[Items listed in a dataset]
········
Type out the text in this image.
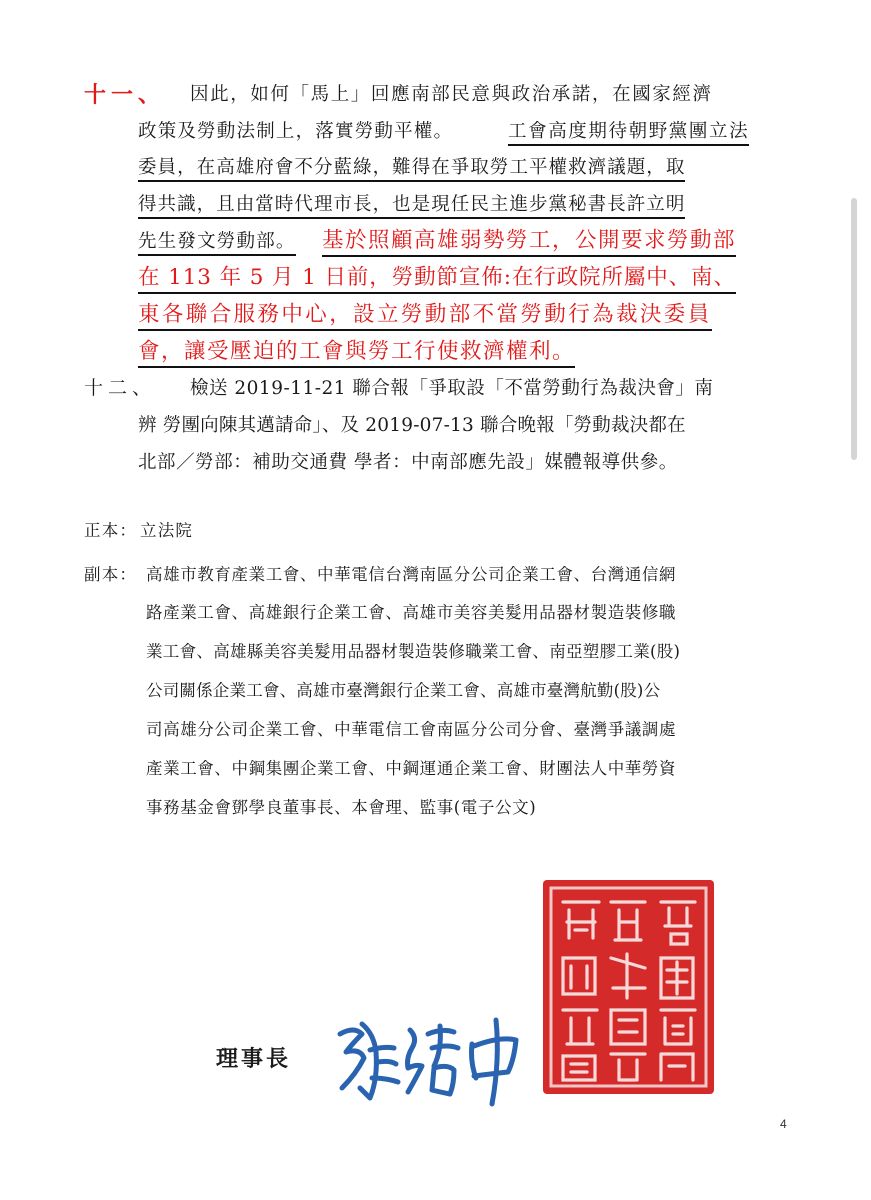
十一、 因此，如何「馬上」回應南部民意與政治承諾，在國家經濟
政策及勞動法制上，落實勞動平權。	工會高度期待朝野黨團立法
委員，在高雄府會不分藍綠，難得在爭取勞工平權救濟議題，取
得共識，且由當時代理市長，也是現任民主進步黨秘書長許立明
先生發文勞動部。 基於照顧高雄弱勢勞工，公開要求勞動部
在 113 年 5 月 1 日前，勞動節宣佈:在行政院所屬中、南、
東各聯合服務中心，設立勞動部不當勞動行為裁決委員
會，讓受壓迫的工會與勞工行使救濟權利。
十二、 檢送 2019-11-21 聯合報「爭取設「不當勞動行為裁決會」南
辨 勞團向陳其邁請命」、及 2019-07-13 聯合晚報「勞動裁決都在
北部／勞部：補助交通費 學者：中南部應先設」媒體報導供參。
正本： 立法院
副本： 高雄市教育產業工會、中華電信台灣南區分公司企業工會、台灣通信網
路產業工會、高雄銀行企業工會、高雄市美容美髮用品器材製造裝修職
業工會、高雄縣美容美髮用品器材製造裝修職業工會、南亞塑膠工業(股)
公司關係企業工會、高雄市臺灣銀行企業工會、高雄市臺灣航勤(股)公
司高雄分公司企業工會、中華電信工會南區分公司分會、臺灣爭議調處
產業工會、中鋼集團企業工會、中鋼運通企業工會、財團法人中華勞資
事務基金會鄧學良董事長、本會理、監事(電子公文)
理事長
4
········
* **Do this**: All of the lines above should be printed exactly, minus the pictures.

* **Complete output**:
Type out the text in this image.
十一、 因此，如何「馬上」回應南部民意與政治承諾，在國家經濟
政策及勞動法制上，落實勞動平權。	工會高度期待朝野黨團立法
委員，在高雄府會不分藍綠，難得在爭取勞工平權救濟議題，取
得共識，且由當時代理市長，也是現任民主進步黨秘書長許立明
先生發文勞動部。 基於照顧高雄弱勢勞工，公開要求勞動部
在 113 年 5 月 1 日前，勞動節宣佈:在行政院所屬中、南、
東各聯合服務中心，設立勞動部不當勞動行為裁決委員
會，讓受壓迫的工會與勞工行使救濟權利。
十二、 檢送 2019-11-21 聯合報「爭取設「不當勞動行為裁決會」南
辨 勞團向陳其邁請命」、及 2019-07-13 聯合晚報「勞動裁決都在
北部／勞部：補助交通費 學者：中南部應先設」媒體報導供參。
正本： 立法院
副本： 高雄市教育產業工會、中華電信台灣南區分公司企業工會、台灣通信網
路產業工會、高雄銀行企業工會、高雄市美容美髮用品器材製造裝修職
業工會、高雄縣美容美髮用品器材製造裝修職業工會、南亞塑膠工業(股)
公司關係企業工會、高雄市臺灣銀行企業工會、高雄市臺灣航勤(股)公
司高雄分公司企業工會、中華電信工會南區分公司分會、臺灣爭議調處
產業工會、中鋼集團企業工會、中鋼運通企業工會、財團法人中華勞資
事務基金會鄧學良董事長、本會理、監事(電子公文)
理事長
4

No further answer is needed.